(DATA RECORDS)

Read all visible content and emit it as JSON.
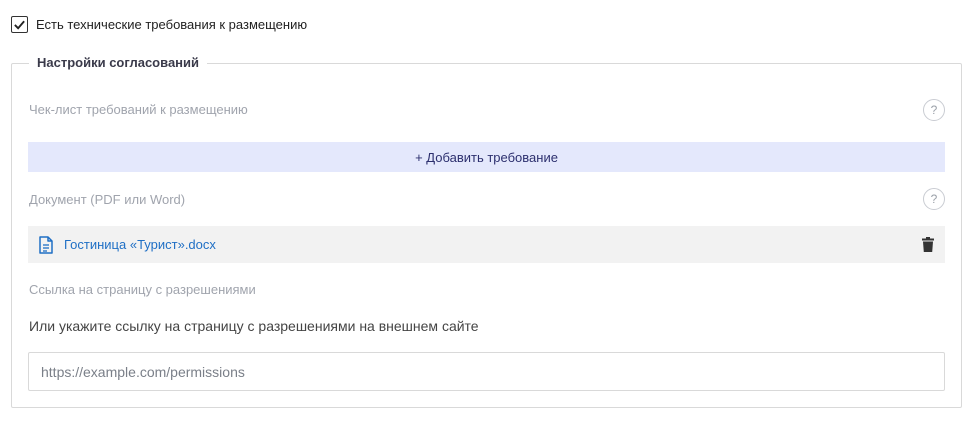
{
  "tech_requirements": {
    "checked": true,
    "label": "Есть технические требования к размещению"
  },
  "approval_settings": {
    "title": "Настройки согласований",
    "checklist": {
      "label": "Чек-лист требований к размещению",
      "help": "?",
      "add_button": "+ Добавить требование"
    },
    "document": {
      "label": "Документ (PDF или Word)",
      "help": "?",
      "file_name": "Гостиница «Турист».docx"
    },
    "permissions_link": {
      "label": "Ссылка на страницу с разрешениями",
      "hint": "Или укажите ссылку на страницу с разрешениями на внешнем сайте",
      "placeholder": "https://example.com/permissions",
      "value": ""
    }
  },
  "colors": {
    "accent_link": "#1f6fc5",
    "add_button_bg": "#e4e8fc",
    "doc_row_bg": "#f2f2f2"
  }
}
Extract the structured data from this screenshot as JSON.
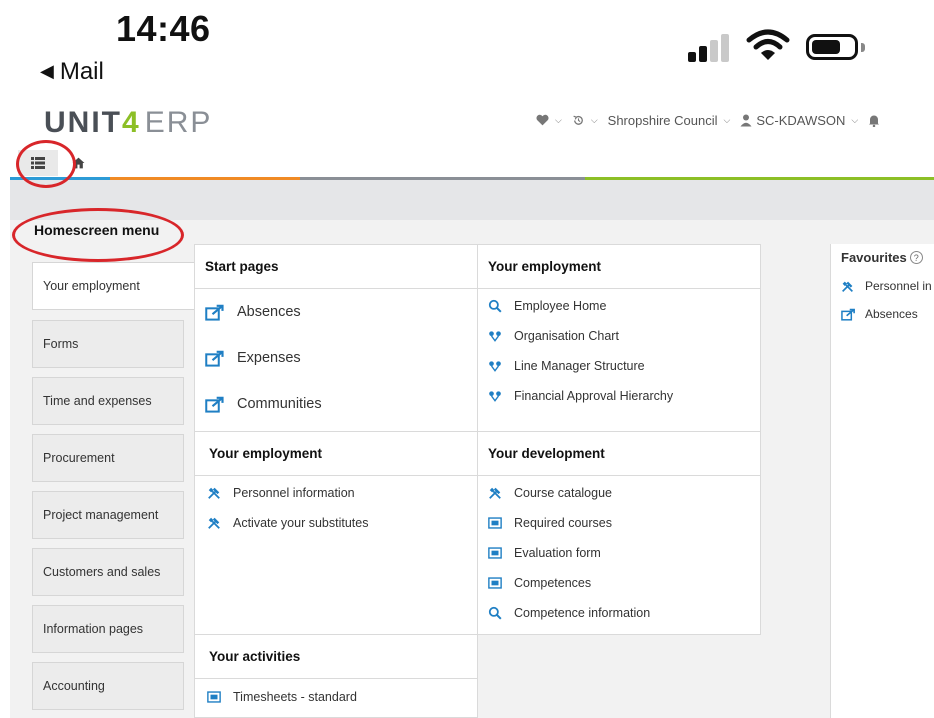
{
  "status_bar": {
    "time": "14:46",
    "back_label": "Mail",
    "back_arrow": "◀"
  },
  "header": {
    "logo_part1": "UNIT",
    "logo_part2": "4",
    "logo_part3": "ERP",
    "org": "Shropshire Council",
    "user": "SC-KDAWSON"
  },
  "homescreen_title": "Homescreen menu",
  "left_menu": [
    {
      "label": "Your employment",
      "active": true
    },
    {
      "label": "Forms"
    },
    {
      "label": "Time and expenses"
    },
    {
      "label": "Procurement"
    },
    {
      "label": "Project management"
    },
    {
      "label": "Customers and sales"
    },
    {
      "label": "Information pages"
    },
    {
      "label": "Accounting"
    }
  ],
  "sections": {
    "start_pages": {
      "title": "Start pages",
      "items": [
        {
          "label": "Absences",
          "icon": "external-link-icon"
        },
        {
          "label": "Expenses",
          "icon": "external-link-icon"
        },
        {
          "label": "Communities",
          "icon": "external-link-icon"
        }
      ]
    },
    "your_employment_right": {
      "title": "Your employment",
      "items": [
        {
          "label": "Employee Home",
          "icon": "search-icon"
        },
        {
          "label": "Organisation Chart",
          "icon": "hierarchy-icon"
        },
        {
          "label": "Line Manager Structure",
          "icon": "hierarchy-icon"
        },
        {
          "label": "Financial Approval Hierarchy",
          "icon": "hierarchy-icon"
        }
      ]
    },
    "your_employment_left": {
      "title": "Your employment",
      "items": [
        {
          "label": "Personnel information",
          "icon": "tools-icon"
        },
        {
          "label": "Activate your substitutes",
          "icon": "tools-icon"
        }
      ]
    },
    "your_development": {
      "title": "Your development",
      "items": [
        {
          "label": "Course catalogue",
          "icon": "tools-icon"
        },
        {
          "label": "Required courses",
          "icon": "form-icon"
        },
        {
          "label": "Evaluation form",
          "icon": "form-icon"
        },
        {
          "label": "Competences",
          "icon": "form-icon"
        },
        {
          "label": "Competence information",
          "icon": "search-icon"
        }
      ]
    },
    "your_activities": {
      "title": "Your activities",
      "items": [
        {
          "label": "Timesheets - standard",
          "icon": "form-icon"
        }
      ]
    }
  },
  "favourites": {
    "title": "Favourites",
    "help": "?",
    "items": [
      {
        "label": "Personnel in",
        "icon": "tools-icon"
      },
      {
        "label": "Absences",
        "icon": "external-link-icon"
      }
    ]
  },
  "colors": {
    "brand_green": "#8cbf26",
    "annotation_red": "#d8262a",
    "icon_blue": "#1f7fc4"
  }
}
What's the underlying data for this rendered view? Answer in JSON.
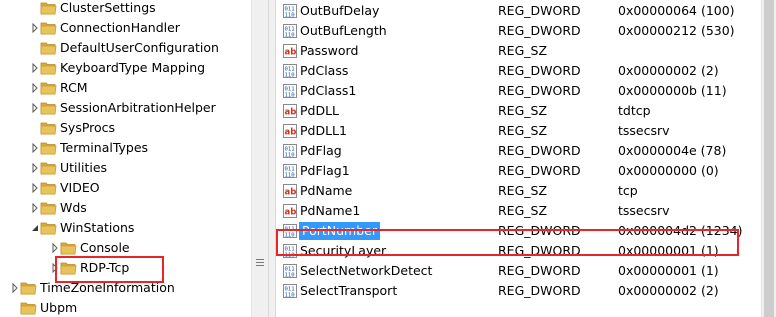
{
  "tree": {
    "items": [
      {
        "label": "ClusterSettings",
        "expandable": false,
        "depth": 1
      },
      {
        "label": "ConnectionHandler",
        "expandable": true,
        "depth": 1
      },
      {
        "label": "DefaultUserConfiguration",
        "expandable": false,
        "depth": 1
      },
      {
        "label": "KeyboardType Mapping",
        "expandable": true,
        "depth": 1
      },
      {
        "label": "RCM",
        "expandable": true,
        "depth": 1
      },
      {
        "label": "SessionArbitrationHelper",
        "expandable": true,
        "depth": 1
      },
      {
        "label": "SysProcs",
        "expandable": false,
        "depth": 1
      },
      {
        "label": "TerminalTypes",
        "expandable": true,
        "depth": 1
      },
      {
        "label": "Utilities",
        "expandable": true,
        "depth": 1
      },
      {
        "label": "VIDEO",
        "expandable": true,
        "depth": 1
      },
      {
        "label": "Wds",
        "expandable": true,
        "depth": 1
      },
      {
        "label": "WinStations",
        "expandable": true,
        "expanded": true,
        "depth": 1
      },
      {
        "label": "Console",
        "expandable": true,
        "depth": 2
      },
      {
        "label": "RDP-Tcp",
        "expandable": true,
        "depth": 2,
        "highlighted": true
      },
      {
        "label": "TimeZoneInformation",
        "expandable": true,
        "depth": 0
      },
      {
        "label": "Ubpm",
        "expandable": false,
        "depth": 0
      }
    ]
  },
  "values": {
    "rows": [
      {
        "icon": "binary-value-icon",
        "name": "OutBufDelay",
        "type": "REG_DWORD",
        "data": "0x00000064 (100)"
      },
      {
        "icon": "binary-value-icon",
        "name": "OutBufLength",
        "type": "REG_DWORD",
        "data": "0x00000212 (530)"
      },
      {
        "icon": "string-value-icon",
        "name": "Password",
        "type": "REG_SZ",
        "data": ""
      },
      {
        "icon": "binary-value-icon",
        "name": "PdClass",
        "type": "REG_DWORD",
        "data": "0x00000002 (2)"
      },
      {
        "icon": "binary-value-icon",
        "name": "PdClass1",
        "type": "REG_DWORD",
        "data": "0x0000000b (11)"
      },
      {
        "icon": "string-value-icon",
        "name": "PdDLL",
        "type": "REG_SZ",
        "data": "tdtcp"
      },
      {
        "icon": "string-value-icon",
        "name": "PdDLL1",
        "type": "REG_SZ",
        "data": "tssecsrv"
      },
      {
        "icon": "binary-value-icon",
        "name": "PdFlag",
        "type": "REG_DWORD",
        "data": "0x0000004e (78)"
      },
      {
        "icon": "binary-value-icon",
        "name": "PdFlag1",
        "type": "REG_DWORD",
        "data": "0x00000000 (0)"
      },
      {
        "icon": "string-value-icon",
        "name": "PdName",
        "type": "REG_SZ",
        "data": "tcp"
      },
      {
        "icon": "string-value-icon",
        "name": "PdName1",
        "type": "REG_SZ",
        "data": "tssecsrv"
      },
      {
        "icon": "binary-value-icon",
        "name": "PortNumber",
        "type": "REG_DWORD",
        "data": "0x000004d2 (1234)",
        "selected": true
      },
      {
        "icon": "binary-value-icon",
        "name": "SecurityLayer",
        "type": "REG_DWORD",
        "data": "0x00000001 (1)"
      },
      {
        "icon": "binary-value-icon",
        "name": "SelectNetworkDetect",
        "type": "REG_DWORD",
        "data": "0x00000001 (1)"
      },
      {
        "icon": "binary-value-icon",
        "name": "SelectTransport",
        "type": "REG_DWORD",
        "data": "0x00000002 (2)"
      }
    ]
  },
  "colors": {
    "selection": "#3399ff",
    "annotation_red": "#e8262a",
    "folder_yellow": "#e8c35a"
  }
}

(THE REQUEST)
Copy each line that holds the word "Personnel".

(ANSWER TO THE EXERCISE)
          "label": "Personnel information",
        "label": "Personnel in",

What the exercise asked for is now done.